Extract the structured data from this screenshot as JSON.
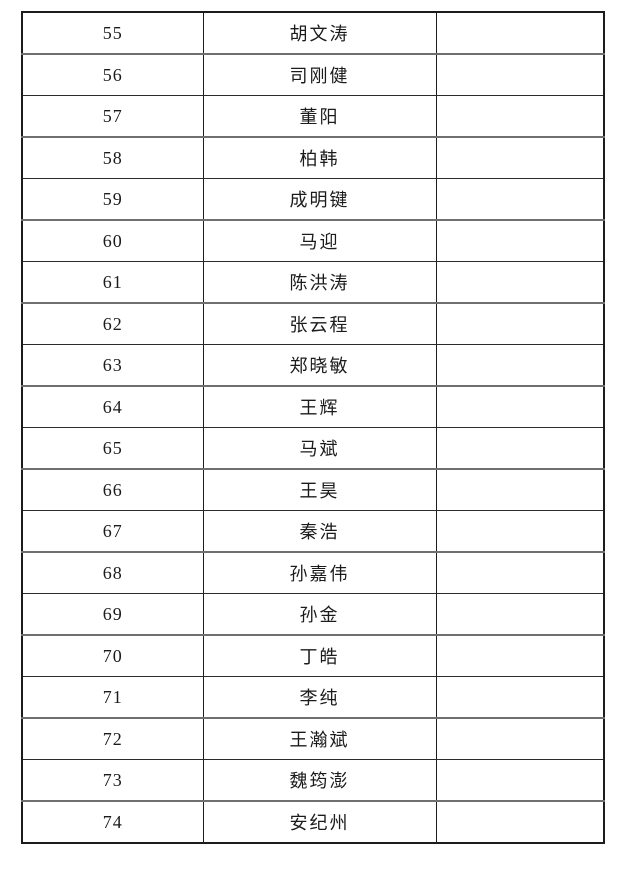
{
  "page": {
    "background_color": "#ffffff",
    "border_color": "#1c1c1c",
    "text_color": "#1b1b1b"
  },
  "rows": [
    {
      "no": "55",
      "name": "胡文涛",
      "blank": ""
    },
    {
      "no": "56",
      "name": "司刚健",
      "blank": ""
    },
    {
      "no": "57",
      "name": "董阳",
      "blank": ""
    },
    {
      "no": "58",
      "name": "柏韩",
      "blank": ""
    },
    {
      "no": "59",
      "name": "成明键",
      "blank": ""
    },
    {
      "no": "60",
      "name": "马迎",
      "blank": ""
    },
    {
      "no": "61",
      "name": "陈洪涛",
      "blank": ""
    },
    {
      "no": "62",
      "name": "张云程",
      "blank": ""
    },
    {
      "no": "63",
      "name": "郑晓敏",
      "blank": ""
    },
    {
      "no": "64",
      "name": "王辉",
      "blank": ""
    },
    {
      "no": "65",
      "name": "马斌",
      "blank": ""
    },
    {
      "no": "66",
      "name": "王昊",
      "blank": ""
    },
    {
      "no": "67",
      "name": "秦浩",
      "blank": ""
    },
    {
      "no": "68",
      "name": "孙嘉伟",
      "blank": ""
    },
    {
      "no": "69",
      "name": "孙金",
      "blank": ""
    },
    {
      "no": "70",
      "name": "丁皓",
      "blank": ""
    },
    {
      "no": "71",
      "name": "李纯",
      "blank": ""
    },
    {
      "no": "72",
      "name": "王瀚斌",
      "blank": ""
    },
    {
      "no": "73",
      "name": "魏筠澎",
      "blank": ""
    },
    {
      "no": "74",
      "name": "安纪州",
      "blank": ""
    }
  ]
}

====

■ GOAL OF THE EXERCISE ■
The material above must be printed exactly, with its pictures left out.

■ ANSWER TO THE TASK ■
Extract the structured data from this screenshot as JSON.
{
  "page": {
    "background_color": "#ffffff",
    "border_color": "#1c1c1c",
    "text_color": "#1b1b1b"
  },
  "rows": [
    {
      "no": "55",
      "name": "胡文涛",
      "blank": ""
    },
    {
      "no": "56",
      "name": "司刚健",
      "blank": ""
    },
    {
      "no": "57",
      "name": "董阳",
      "blank": ""
    },
    {
      "no": "58",
      "name": "柏韩",
      "blank": ""
    },
    {
      "no": "59",
      "name": "成明键",
      "blank": ""
    },
    {
      "no": "60",
      "name": "马迎",
      "blank": ""
    },
    {
      "no": "61",
      "name": "陈洪涛",
      "blank": ""
    },
    {
      "no": "62",
      "name": "张云程",
      "blank": ""
    },
    {
      "no": "63",
      "name": "郑晓敏",
      "blank": ""
    },
    {
      "no": "64",
      "name": "王辉",
      "blank": ""
    },
    {
      "no": "65",
      "name": "马斌",
      "blank": ""
    },
    {
      "no": "66",
      "name": "王昊",
      "blank": ""
    },
    {
      "no": "67",
      "name": "秦浩",
      "blank": ""
    },
    {
      "no": "68",
      "name": "孙嘉伟",
      "blank": ""
    },
    {
      "no": "69",
      "name": "孙金",
      "blank": ""
    },
    {
      "no": "70",
      "name": "丁皓",
      "blank": ""
    },
    {
      "no": "71",
      "name": "李纯",
      "blank": ""
    },
    {
      "no": "72",
      "name": "王瀚斌",
      "blank": ""
    },
    {
      "no": "73",
      "name": "魏筠澎",
      "blank": ""
    },
    {
      "no": "74",
      "name": "安纪州",
      "blank": ""
    }
  ]
}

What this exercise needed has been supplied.